WHAT NEEDS TO BE DONE = Scan the lines below; pull out those with "which".

---------- DATA FOR THE TASK ----------

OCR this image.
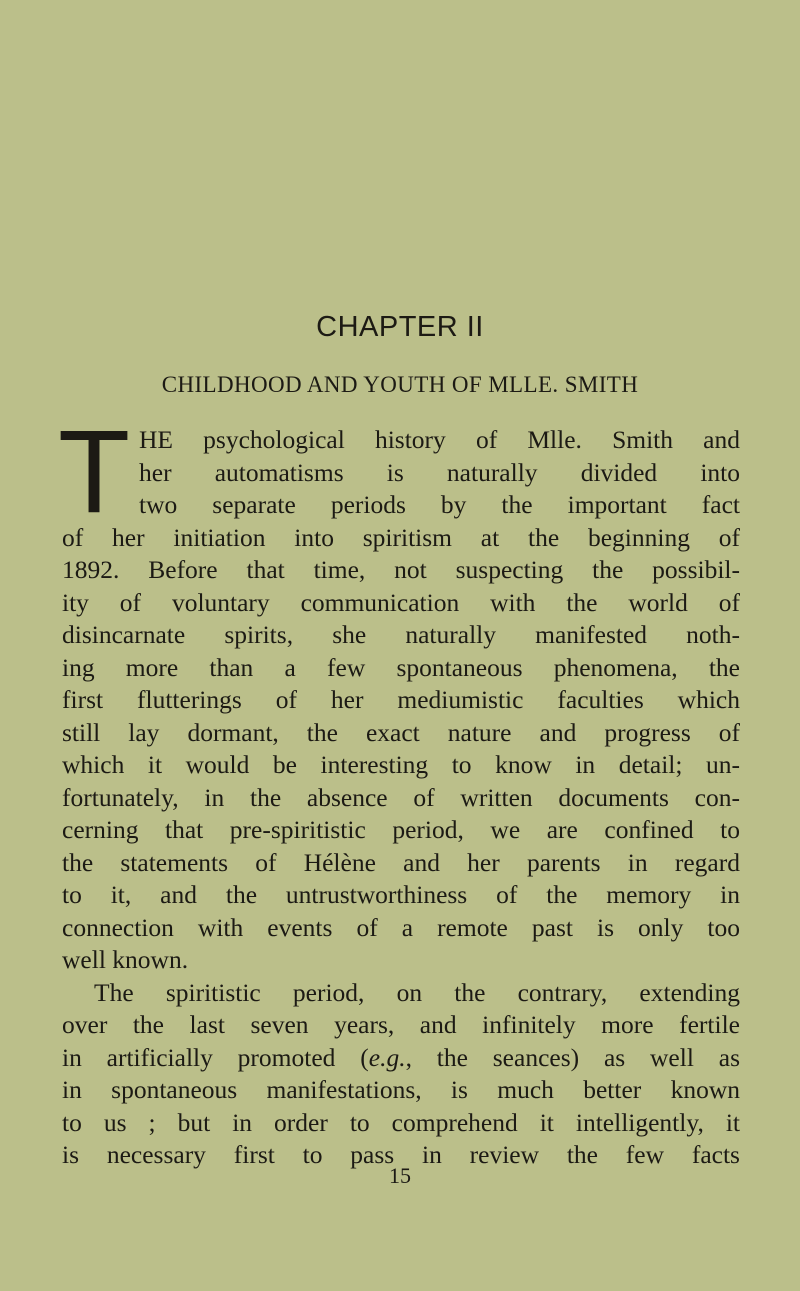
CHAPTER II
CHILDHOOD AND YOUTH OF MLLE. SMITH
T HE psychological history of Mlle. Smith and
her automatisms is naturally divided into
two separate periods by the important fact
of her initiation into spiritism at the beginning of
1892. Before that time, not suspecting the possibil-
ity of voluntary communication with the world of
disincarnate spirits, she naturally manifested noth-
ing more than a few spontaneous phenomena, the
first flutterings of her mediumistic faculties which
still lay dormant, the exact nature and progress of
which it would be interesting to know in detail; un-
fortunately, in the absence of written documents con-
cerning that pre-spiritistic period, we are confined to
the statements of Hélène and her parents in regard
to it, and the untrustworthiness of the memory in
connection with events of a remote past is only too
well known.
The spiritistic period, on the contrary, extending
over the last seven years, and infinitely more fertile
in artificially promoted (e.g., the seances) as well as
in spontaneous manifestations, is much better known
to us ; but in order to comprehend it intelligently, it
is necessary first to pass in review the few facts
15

----------

TASK RESULT =
first flutterings of her mediumistic faculties which
which it would be interesting to know in detail; un-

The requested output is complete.